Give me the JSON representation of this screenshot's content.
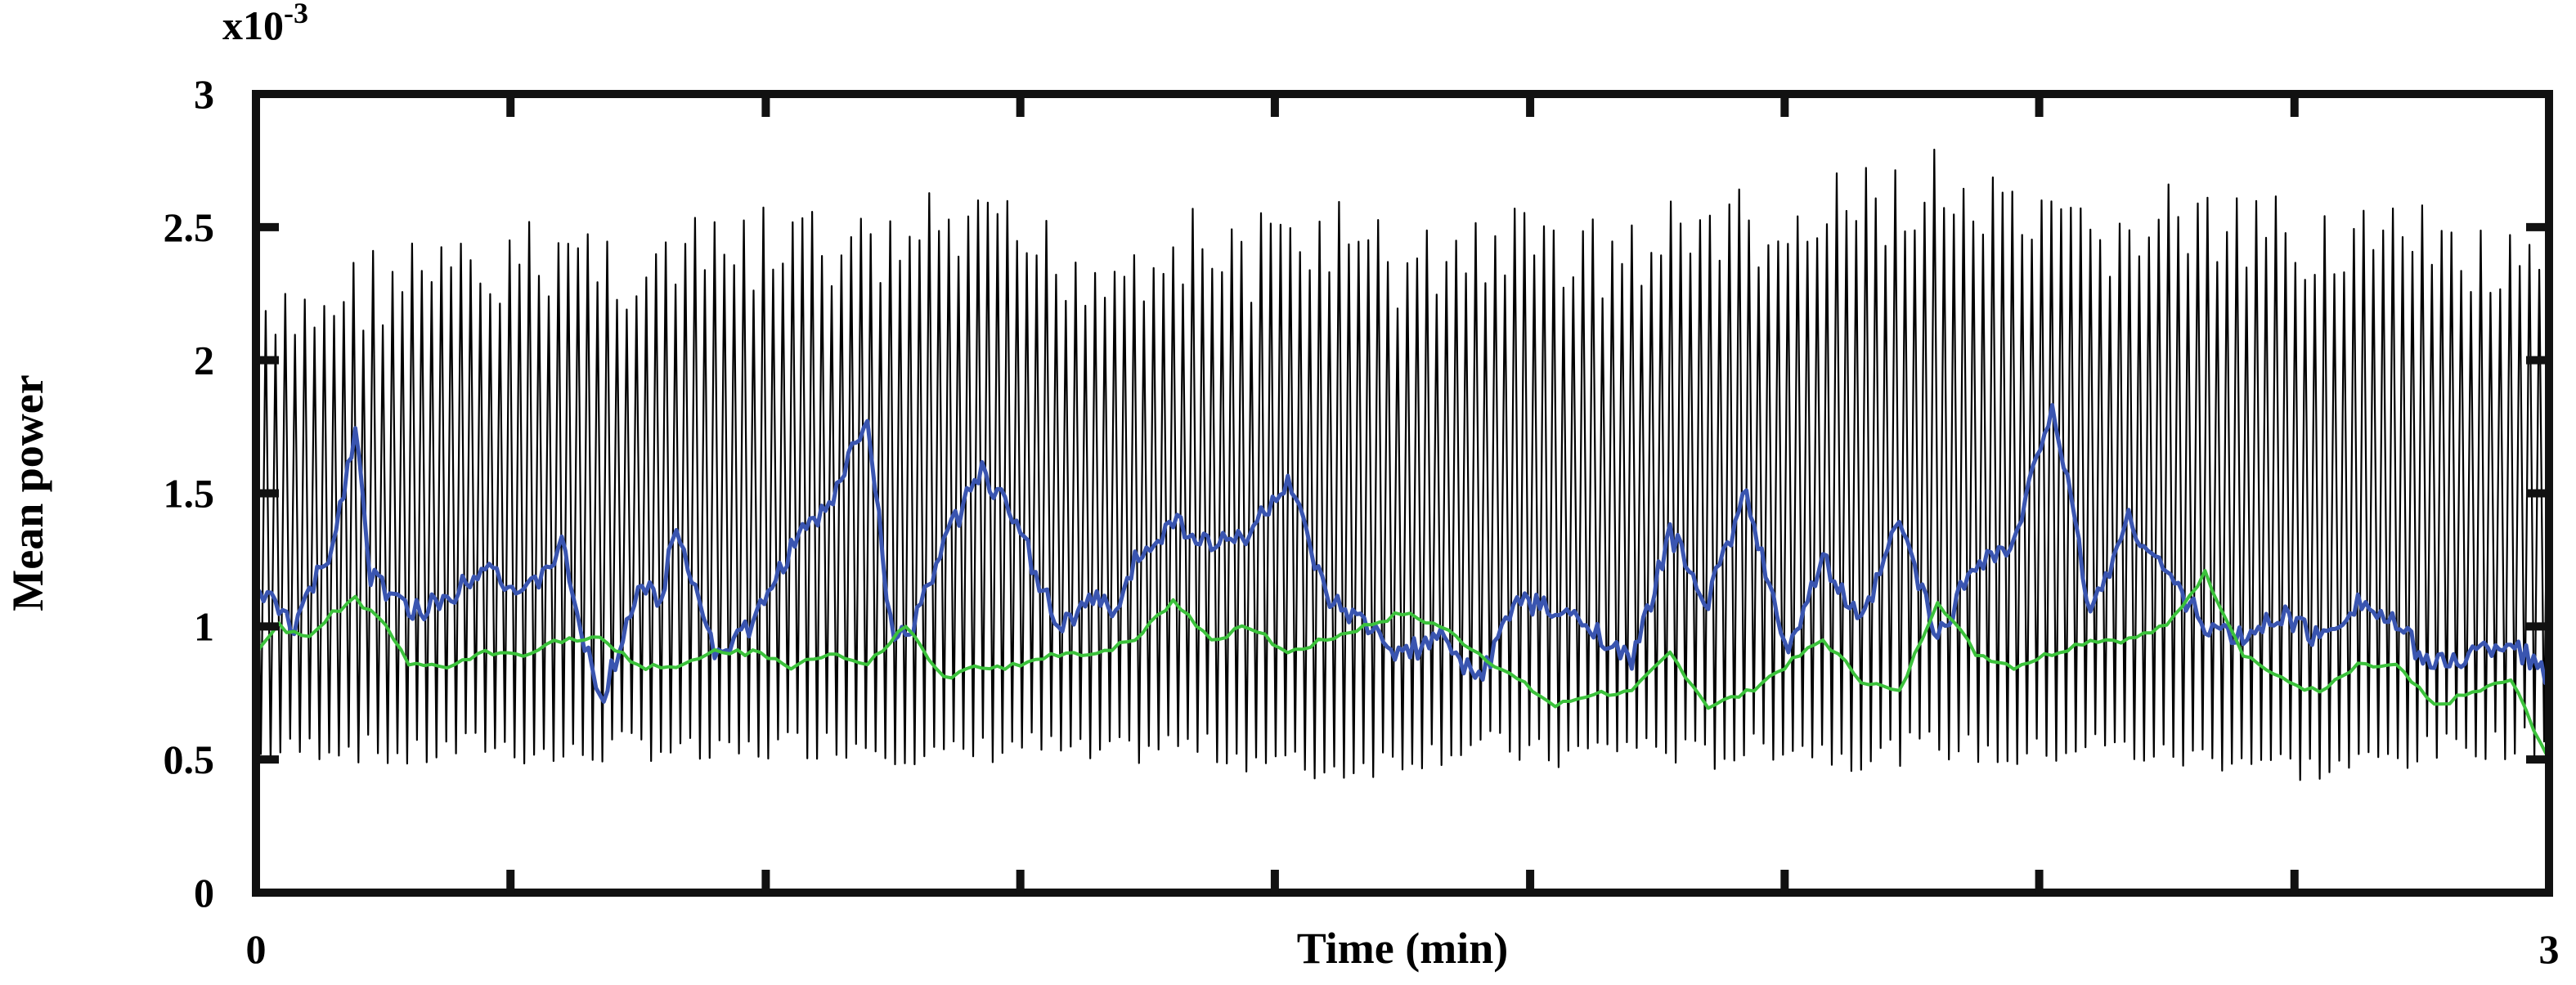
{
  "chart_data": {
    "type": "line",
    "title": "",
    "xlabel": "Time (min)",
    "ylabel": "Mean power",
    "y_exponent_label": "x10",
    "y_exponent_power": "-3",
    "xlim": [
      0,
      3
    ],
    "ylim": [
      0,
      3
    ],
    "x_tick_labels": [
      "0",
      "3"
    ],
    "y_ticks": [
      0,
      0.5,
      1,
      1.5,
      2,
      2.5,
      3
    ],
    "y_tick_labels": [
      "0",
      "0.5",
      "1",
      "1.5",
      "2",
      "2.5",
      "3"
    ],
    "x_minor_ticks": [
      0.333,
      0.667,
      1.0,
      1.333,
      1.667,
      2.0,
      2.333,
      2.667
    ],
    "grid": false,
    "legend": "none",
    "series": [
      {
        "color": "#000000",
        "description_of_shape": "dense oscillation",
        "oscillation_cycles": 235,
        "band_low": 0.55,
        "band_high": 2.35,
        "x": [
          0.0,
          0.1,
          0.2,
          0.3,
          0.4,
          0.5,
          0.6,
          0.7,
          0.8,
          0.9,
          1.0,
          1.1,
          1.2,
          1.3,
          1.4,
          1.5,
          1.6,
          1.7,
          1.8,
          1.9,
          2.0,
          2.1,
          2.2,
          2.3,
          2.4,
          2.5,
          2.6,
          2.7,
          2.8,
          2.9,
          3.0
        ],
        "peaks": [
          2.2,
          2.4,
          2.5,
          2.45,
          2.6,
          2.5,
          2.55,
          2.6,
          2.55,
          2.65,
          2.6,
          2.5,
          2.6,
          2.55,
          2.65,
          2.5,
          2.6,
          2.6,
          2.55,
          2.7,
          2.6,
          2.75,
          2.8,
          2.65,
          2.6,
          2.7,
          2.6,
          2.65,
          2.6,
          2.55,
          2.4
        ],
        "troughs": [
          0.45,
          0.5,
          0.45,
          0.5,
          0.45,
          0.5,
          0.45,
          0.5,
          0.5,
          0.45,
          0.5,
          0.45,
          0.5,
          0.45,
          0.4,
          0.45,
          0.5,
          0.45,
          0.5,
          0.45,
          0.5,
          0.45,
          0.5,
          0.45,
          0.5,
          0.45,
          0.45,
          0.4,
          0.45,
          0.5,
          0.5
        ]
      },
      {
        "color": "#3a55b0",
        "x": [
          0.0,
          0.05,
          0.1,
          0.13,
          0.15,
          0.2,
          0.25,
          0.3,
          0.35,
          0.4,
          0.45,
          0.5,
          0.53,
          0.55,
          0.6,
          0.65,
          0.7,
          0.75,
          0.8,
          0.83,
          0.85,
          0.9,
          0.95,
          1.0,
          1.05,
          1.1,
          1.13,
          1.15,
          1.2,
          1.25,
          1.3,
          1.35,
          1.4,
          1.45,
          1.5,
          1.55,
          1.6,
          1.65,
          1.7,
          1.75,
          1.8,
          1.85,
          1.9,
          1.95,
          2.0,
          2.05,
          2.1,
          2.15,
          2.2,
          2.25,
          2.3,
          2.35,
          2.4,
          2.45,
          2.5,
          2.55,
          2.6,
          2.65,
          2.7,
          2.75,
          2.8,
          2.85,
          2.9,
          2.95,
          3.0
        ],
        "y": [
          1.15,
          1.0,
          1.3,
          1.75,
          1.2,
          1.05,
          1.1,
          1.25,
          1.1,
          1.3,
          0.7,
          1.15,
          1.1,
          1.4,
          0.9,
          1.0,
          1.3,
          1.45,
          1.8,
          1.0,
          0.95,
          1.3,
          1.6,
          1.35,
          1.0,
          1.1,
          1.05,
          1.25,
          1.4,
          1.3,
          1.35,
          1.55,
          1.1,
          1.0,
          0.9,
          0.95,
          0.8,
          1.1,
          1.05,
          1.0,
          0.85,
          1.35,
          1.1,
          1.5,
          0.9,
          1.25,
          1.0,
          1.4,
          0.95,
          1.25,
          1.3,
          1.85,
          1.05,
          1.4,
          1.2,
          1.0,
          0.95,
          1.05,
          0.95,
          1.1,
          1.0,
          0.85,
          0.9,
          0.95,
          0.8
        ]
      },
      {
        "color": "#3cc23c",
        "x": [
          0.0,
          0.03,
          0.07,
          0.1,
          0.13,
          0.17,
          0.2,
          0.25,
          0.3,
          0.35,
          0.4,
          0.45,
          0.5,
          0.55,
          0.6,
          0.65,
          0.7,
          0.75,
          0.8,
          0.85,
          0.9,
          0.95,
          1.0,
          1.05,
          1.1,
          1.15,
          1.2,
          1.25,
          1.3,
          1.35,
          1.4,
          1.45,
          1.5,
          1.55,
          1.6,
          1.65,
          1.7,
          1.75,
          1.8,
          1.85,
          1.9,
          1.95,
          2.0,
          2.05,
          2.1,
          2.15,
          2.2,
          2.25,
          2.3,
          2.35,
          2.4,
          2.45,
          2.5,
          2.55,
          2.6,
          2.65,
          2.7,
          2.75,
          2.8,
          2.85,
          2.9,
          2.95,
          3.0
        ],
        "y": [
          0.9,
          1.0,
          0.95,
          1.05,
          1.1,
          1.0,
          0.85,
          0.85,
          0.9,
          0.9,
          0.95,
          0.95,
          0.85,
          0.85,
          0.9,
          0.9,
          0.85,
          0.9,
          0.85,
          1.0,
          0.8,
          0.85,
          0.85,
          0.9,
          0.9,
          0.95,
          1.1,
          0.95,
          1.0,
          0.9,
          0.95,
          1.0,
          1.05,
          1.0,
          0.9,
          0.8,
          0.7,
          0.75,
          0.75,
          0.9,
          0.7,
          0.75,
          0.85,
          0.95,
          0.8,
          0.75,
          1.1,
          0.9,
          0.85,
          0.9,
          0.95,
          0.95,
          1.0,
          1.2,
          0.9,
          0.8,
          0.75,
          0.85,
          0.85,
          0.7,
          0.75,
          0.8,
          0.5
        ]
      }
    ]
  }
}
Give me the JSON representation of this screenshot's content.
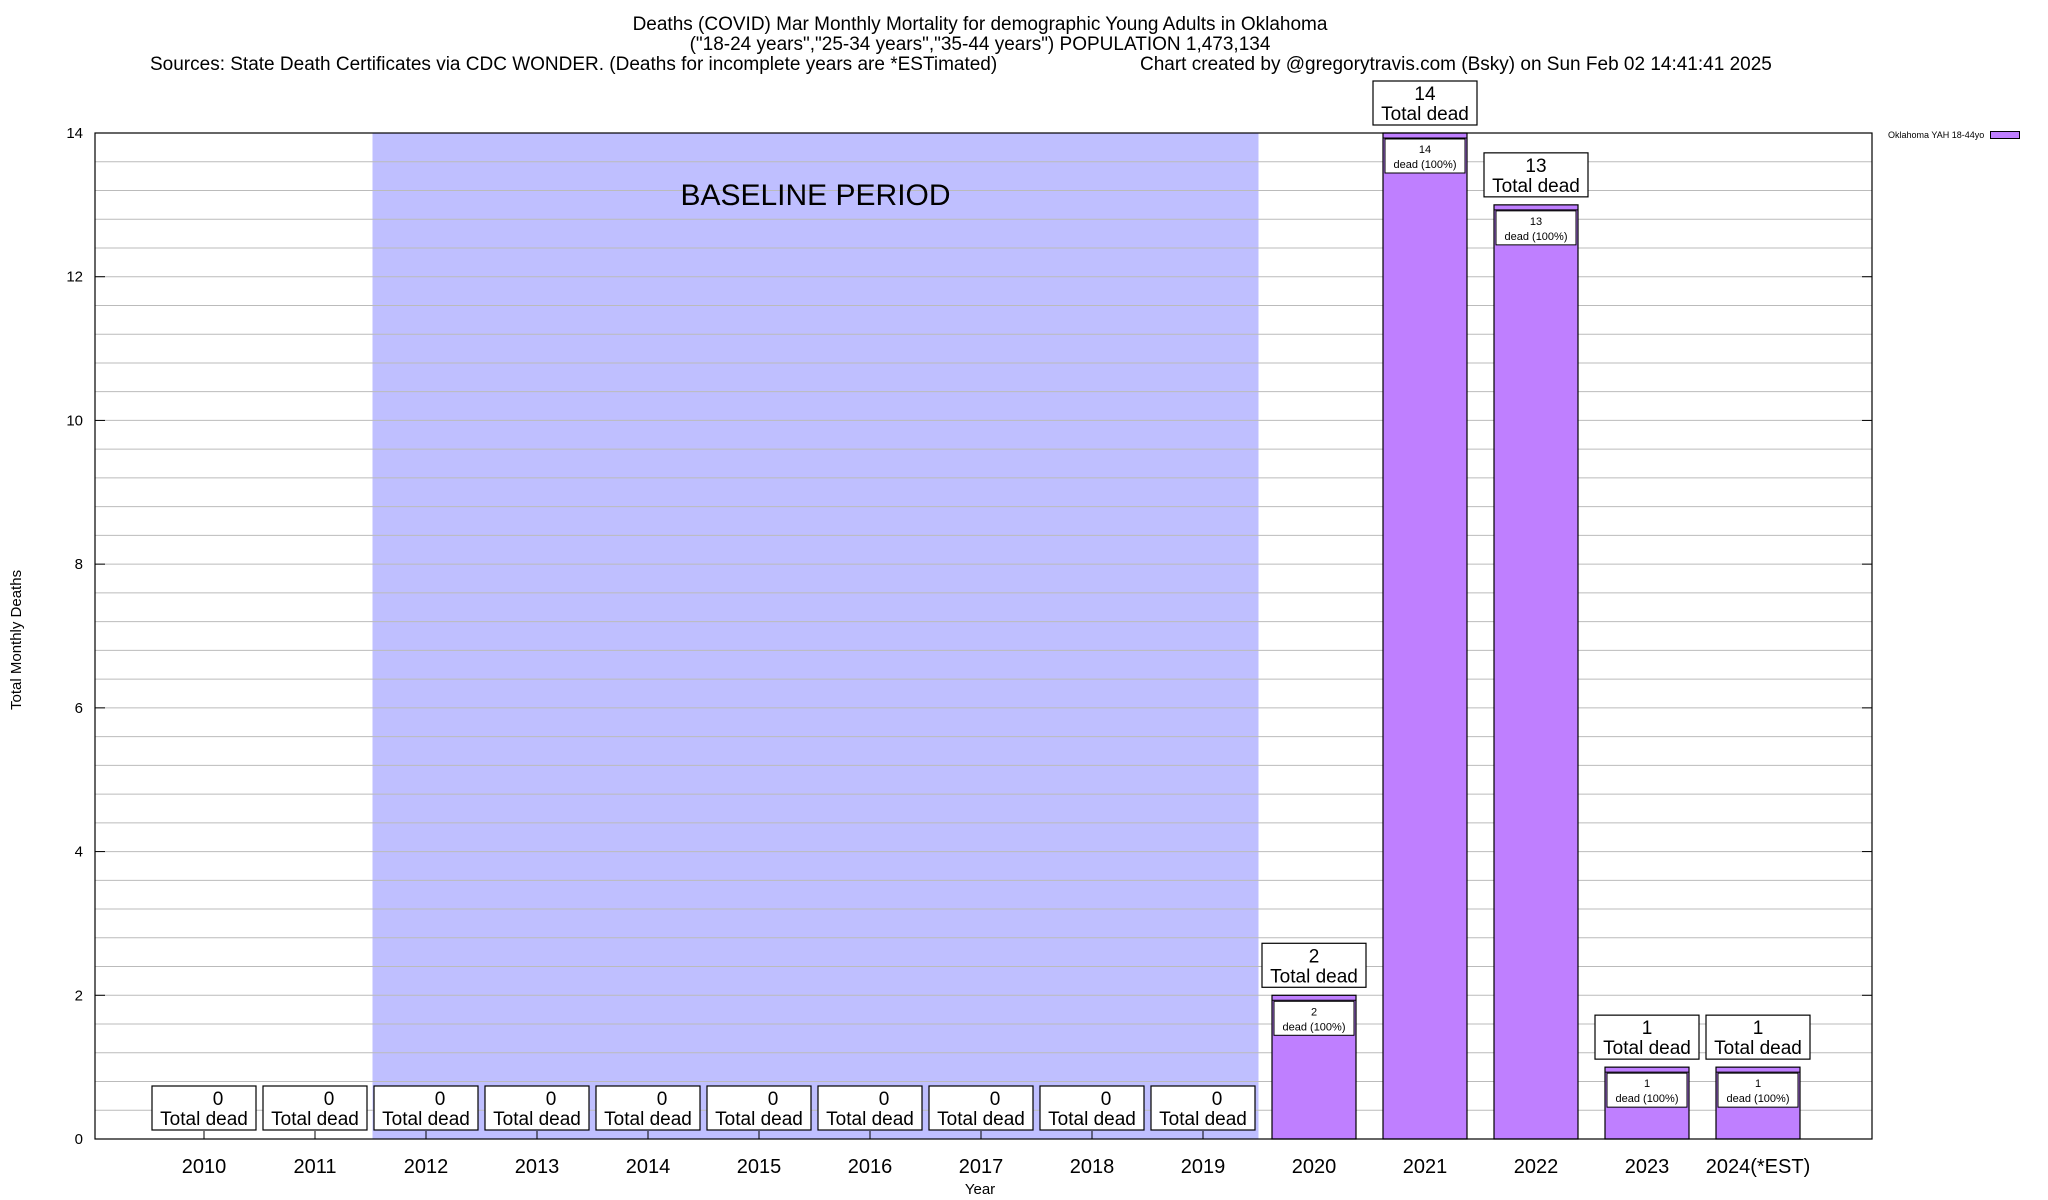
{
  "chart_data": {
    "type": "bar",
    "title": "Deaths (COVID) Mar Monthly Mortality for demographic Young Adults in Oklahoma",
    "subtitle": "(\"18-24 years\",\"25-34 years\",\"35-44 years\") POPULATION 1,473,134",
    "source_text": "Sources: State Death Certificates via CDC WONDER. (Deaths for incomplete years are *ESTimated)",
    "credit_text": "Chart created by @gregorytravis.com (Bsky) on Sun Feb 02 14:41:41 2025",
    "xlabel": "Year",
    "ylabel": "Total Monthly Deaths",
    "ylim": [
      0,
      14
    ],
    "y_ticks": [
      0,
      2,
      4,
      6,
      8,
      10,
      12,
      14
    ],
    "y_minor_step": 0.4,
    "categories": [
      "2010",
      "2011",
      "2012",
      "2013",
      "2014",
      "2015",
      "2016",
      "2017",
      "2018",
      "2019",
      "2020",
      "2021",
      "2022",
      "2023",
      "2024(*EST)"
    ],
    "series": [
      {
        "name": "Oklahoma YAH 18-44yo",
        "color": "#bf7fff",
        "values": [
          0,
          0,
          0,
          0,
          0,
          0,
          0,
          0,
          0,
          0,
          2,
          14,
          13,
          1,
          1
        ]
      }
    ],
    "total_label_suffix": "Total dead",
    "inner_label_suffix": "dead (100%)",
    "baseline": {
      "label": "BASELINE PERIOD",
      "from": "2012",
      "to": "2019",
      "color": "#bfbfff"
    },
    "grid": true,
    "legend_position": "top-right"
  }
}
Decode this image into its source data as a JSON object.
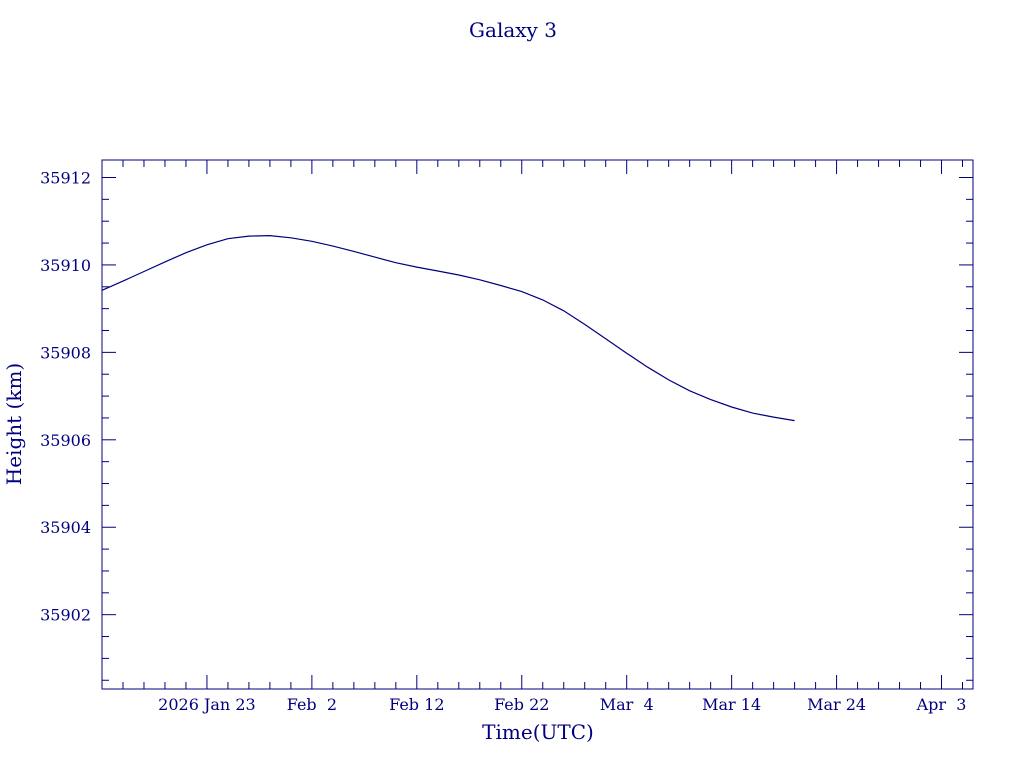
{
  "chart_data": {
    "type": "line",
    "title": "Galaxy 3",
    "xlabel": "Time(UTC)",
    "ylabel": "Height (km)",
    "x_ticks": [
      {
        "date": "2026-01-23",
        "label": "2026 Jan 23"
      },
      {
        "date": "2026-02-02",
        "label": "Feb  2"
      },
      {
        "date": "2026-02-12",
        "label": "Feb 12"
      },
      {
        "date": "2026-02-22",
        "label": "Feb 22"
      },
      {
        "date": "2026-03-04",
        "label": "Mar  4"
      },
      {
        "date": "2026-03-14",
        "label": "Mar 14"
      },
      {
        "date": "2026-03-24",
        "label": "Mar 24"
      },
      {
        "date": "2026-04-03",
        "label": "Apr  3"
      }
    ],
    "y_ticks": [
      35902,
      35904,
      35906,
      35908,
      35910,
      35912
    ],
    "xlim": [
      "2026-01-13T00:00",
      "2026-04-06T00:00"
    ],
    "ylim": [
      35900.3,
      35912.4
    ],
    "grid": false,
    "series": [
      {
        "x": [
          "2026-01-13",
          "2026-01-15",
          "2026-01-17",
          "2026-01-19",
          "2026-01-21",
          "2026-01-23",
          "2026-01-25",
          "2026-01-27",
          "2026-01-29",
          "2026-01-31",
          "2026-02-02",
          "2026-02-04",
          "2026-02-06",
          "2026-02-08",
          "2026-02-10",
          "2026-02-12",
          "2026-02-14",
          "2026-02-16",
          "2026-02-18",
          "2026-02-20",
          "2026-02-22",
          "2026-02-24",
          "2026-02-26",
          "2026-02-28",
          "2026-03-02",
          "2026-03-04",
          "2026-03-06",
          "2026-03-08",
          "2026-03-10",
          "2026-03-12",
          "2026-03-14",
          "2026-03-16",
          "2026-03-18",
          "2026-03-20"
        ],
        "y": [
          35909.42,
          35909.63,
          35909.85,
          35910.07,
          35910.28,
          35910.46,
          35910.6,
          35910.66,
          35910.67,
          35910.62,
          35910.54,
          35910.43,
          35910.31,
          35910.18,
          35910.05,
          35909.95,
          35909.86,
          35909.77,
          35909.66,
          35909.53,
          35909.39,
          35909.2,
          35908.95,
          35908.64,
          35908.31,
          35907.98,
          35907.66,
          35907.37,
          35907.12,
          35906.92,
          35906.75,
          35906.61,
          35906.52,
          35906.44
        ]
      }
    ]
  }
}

_Stated goal_. Look through the records above and report how many lines hold the word "Total", giving only the number.

_Answer to this exercise_. 2